Copy whichever lines contain the string "piControl".

## Start The records

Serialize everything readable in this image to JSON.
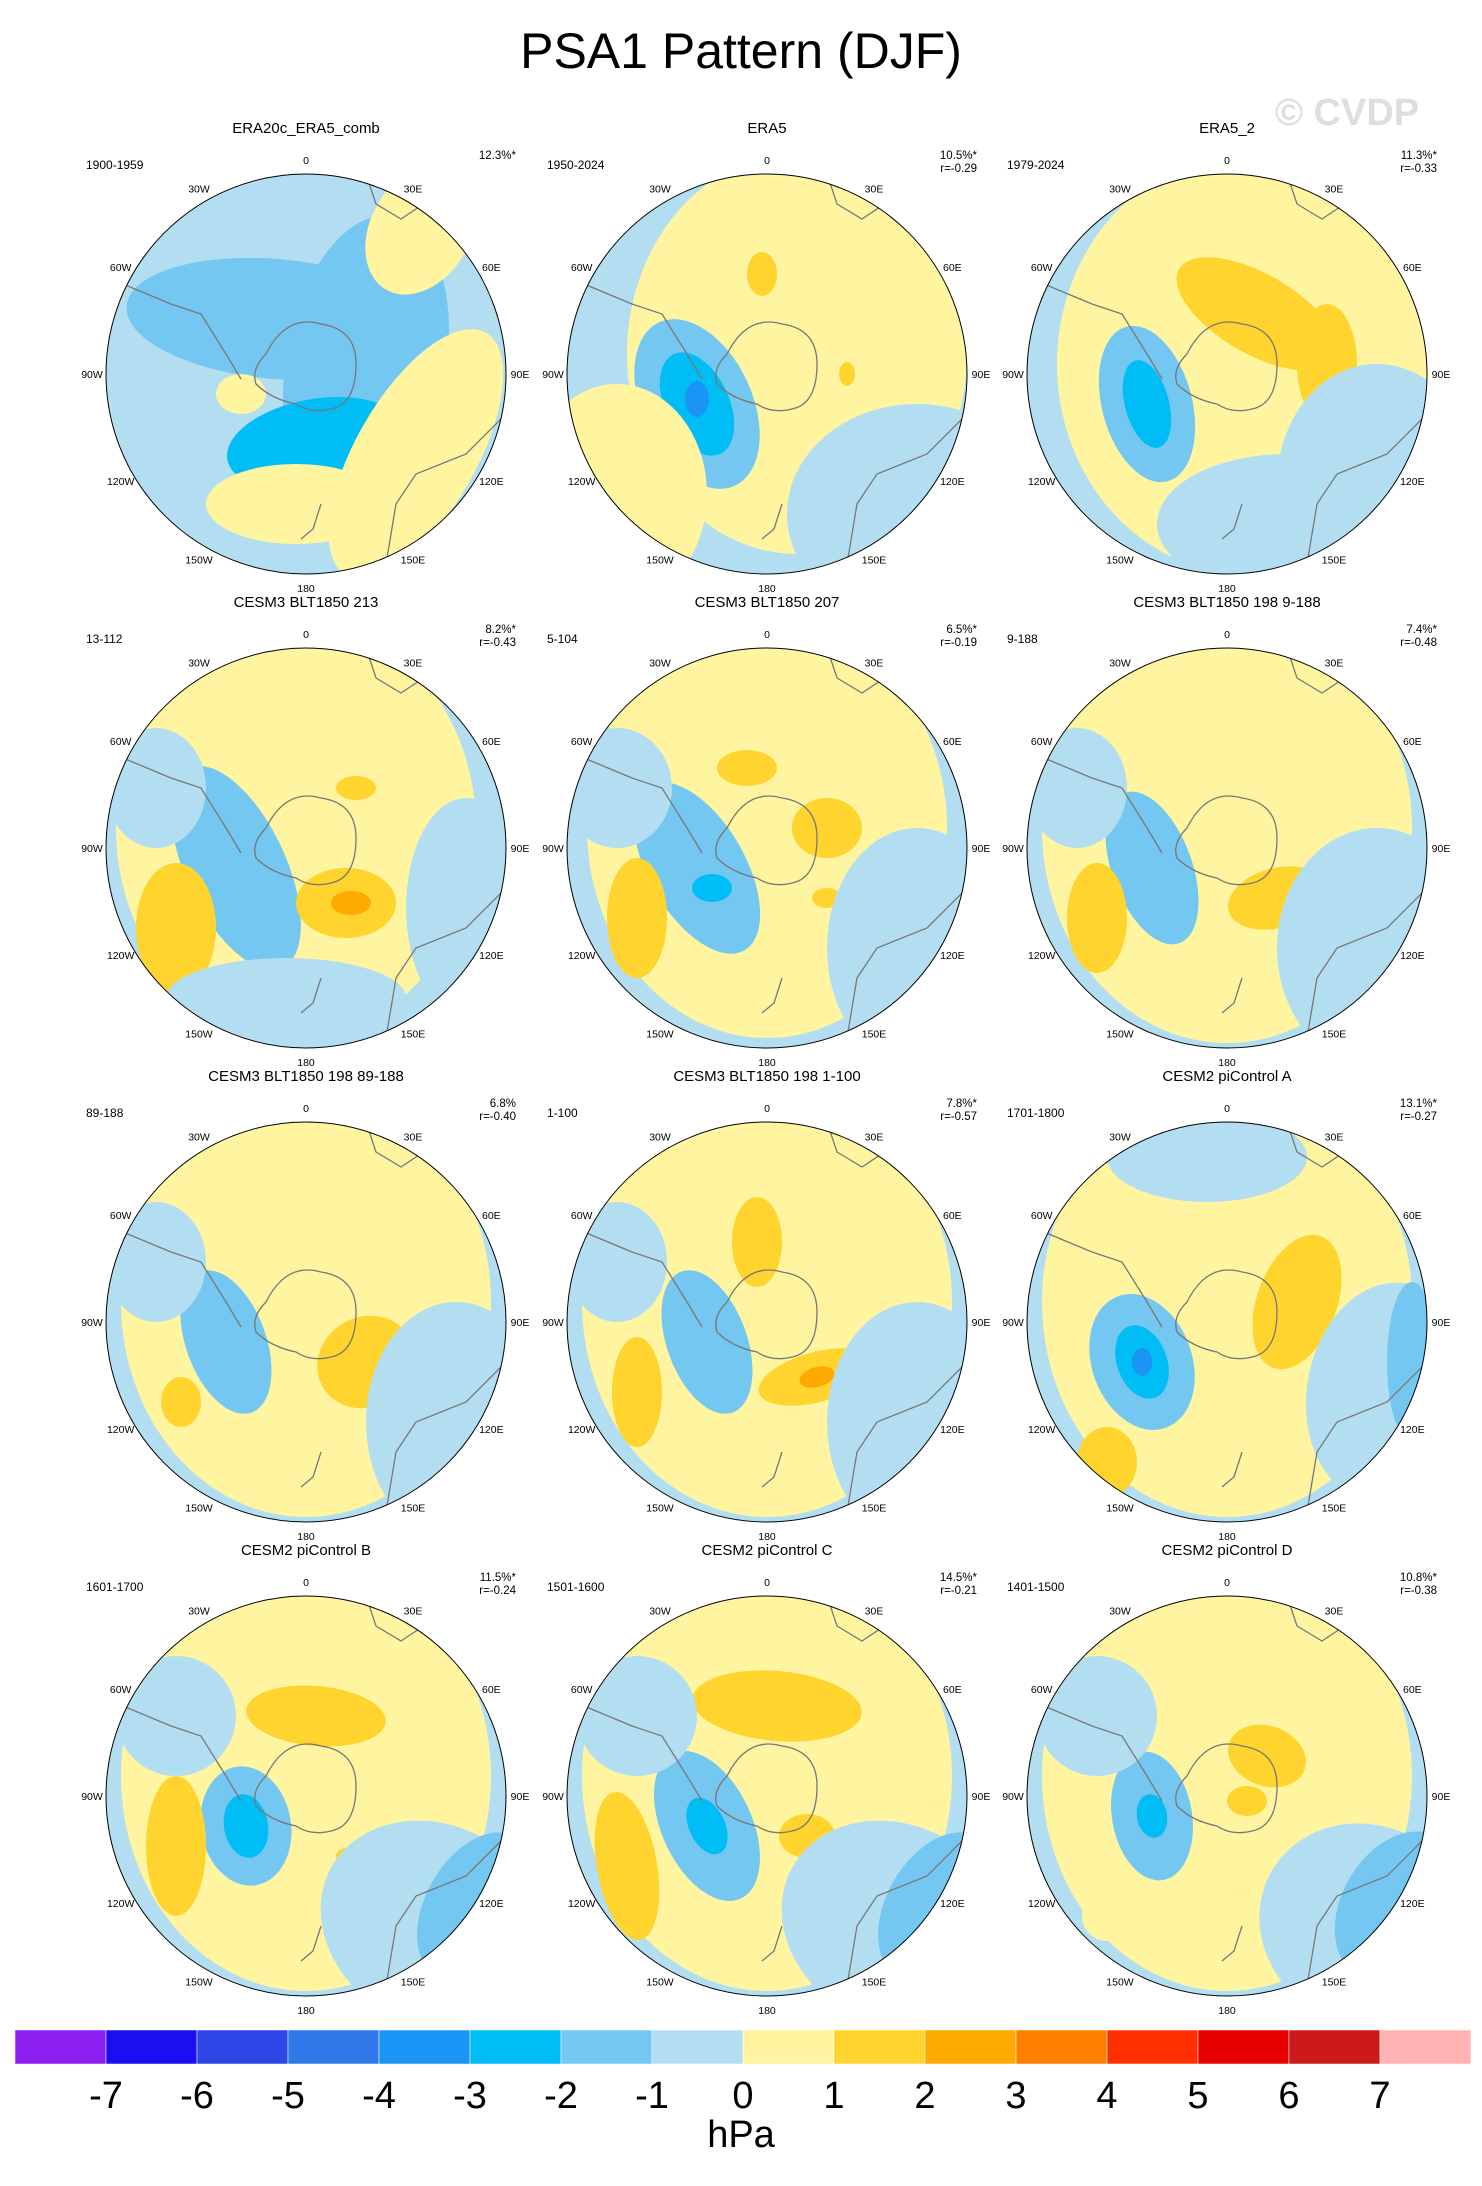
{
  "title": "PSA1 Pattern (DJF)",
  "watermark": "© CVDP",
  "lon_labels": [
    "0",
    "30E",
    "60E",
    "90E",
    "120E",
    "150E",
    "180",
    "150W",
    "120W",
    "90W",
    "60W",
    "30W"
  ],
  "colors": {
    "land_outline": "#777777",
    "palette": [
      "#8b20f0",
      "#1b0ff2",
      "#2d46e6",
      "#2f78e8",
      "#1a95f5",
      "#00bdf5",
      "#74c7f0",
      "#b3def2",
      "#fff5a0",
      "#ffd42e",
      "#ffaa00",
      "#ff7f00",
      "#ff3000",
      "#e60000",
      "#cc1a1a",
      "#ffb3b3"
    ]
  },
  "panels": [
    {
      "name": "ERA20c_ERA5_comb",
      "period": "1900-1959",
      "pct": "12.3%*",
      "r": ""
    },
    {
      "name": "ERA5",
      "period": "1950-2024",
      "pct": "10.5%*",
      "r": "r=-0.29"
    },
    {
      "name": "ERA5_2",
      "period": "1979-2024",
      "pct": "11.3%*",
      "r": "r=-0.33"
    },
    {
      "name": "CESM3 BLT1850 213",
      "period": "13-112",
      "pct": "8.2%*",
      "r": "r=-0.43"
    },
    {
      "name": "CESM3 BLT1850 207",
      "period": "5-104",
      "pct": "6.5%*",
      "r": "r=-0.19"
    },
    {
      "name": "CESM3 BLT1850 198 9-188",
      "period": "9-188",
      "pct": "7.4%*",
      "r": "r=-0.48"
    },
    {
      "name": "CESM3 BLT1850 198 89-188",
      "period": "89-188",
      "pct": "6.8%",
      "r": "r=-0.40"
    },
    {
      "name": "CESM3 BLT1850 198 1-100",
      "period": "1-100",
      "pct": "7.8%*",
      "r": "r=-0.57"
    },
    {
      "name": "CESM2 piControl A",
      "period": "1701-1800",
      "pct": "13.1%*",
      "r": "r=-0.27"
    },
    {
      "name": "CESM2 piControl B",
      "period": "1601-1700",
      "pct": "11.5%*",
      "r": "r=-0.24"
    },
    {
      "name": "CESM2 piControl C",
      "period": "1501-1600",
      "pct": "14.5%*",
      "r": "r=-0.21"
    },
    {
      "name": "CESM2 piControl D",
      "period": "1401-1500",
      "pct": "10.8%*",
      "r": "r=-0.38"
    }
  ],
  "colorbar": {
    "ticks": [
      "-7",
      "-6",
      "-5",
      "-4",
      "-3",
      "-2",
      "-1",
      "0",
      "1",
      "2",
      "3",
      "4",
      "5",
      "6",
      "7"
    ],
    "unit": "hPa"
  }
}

## End The records

Task output -
      "name": "CESM2 piControl A",
      "name": "CESM2 piControl B",
      "name": "CESM2 piControl C",
      "name": "CESM2 piControl D",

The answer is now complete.